» **What you are asked to do**:
Reproduce each line bearing the word "this".

---------- Extracted entries

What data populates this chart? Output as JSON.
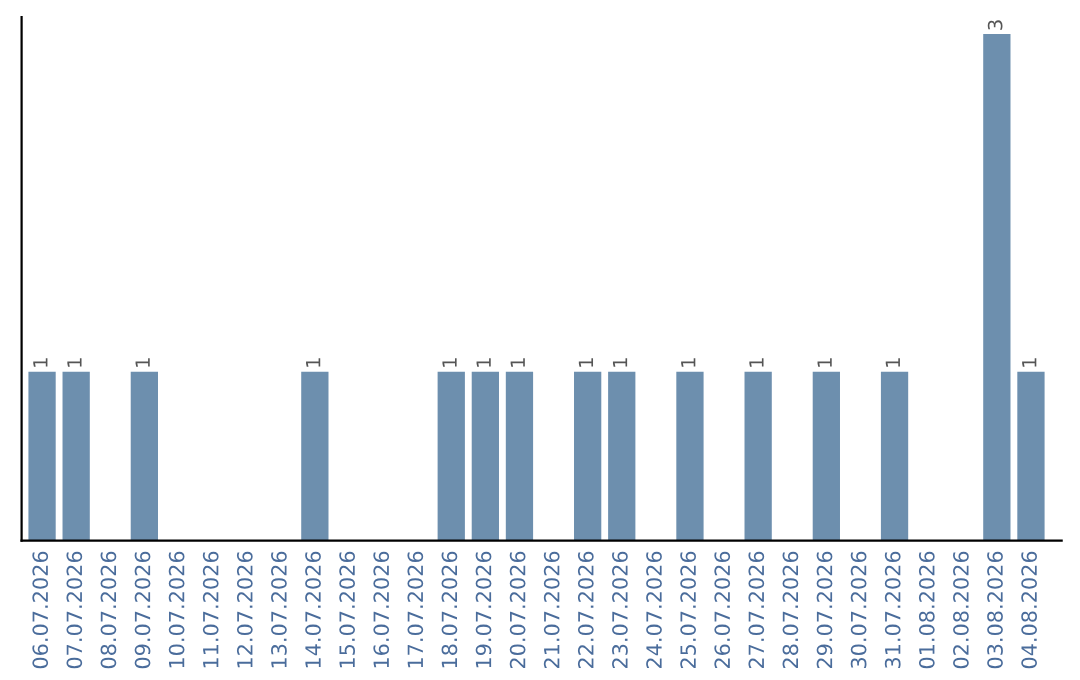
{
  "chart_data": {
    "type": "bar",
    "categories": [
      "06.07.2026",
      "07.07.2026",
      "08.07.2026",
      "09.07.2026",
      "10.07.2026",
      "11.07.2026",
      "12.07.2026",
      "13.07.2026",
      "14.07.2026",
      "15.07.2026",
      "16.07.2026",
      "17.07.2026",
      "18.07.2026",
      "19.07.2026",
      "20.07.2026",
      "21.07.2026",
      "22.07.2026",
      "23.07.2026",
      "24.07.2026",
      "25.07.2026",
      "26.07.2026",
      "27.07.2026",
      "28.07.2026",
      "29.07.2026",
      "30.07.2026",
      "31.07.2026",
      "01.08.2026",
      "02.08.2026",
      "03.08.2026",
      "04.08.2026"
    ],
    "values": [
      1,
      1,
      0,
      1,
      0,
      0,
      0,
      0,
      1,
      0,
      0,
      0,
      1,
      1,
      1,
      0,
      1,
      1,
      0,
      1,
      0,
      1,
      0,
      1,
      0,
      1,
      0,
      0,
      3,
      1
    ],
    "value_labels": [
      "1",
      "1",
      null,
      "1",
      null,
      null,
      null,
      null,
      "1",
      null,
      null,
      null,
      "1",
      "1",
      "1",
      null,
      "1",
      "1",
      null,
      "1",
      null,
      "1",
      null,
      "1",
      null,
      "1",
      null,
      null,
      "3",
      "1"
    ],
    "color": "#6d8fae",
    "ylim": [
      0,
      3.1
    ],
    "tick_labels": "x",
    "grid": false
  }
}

--------------------
---------- Extracted entries

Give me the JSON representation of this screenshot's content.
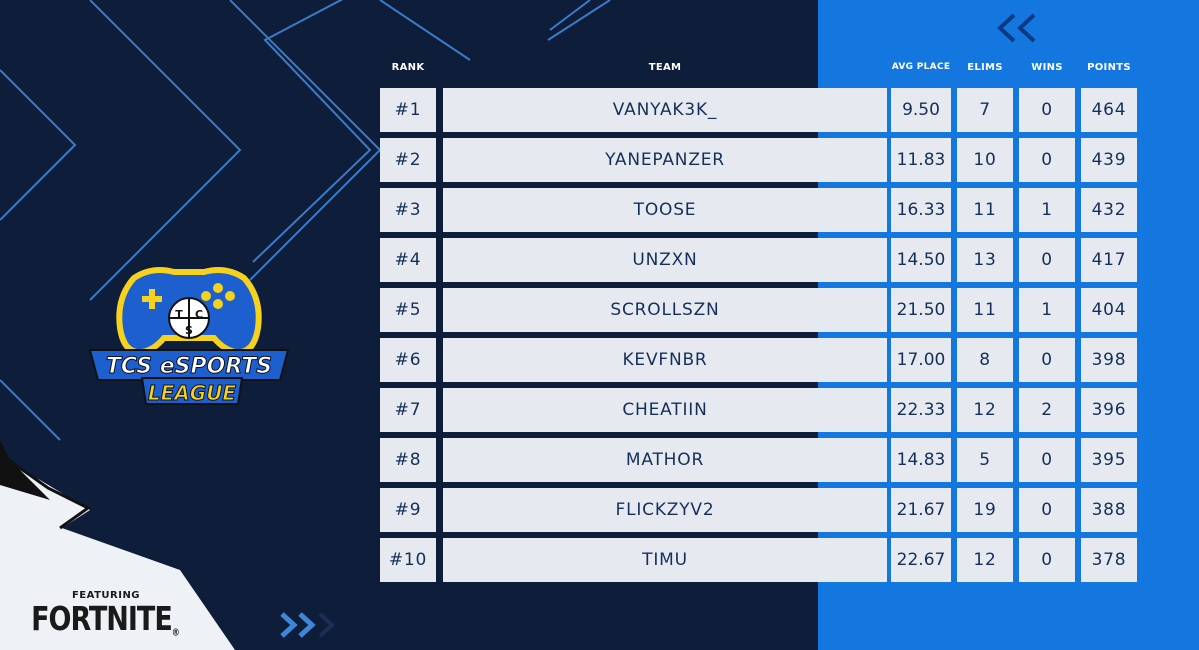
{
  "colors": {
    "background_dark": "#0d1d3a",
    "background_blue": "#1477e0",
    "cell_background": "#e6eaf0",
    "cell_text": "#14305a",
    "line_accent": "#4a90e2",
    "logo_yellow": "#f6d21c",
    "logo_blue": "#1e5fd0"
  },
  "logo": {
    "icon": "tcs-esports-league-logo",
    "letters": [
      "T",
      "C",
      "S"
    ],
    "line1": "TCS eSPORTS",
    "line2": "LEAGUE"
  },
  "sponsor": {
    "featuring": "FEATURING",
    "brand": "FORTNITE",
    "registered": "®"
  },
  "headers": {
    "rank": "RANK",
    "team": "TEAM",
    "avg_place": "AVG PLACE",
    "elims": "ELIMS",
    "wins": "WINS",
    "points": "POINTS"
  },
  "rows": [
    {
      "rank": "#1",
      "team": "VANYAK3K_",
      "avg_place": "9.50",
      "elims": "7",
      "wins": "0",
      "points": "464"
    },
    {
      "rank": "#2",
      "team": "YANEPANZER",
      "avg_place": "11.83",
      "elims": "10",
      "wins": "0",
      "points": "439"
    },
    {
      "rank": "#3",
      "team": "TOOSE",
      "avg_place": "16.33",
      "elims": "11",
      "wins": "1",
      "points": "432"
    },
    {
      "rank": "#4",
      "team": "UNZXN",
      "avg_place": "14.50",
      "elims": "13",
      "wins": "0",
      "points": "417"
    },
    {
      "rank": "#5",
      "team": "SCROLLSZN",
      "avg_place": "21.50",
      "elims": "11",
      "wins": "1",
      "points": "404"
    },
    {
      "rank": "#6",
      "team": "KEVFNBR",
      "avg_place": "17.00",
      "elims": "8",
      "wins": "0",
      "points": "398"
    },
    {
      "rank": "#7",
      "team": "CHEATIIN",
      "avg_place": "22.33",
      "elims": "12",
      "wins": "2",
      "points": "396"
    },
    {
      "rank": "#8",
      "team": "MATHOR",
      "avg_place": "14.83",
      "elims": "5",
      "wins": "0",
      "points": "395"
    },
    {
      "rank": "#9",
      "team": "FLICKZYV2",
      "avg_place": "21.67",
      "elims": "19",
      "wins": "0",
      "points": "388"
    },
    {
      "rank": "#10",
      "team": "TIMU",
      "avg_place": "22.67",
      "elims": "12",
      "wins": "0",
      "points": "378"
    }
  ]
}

--------------------

» **Result**:
What data populates this chart? Output as JSON.
Give me the JSON representation of this screenshot's content.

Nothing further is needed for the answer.